WRITTEN EXERCISE: Give back the full material, exactly as it reads.

DATASET ROWS:

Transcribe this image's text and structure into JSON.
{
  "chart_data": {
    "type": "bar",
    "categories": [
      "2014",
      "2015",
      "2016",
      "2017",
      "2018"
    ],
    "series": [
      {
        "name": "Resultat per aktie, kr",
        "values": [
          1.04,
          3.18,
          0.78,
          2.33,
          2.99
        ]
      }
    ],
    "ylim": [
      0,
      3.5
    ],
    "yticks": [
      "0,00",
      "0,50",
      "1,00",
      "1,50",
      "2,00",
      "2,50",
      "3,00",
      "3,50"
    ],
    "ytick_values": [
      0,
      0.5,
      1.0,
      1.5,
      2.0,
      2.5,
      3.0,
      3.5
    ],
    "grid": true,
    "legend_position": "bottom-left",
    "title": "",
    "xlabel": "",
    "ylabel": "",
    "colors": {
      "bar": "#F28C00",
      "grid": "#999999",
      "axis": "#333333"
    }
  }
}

OUTPUT FOR THIS TASK:
Transcribe this image's text and structure into JSON.
{
  "chart_data": {
    "type": "bar",
    "categories": [
      "2014",
      "2015",
      "2016",
      "2017",
      "2018"
    ],
    "series": [
      {
        "name": "Resultat per aktie, kr",
        "values": [
          1.04,
          3.18,
          0.78,
          2.33,
          2.99
        ]
      }
    ],
    "ylim": [
      0,
      3.5
    ],
    "yticks": [
      "0,00",
      "0,50",
      "1,00",
      "1,50",
      "2,00",
      "2,50",
      "3,00",
      "3,50"
    ],
    "ytick_values": [
      0,
      0.5,
      1.0,
      1.5,
      2.0,
      2.5,
      3.0,
      3.5
    ],
    "grid": true,
    "legend_position": "bottom-left",
    "title": "",
    "xlabel": "",
    "ylabel": "",
    "colors": {
      "bar": "#F28C00",
      "grid": "#999999",
      "axis": "#333333"
    }
  }
}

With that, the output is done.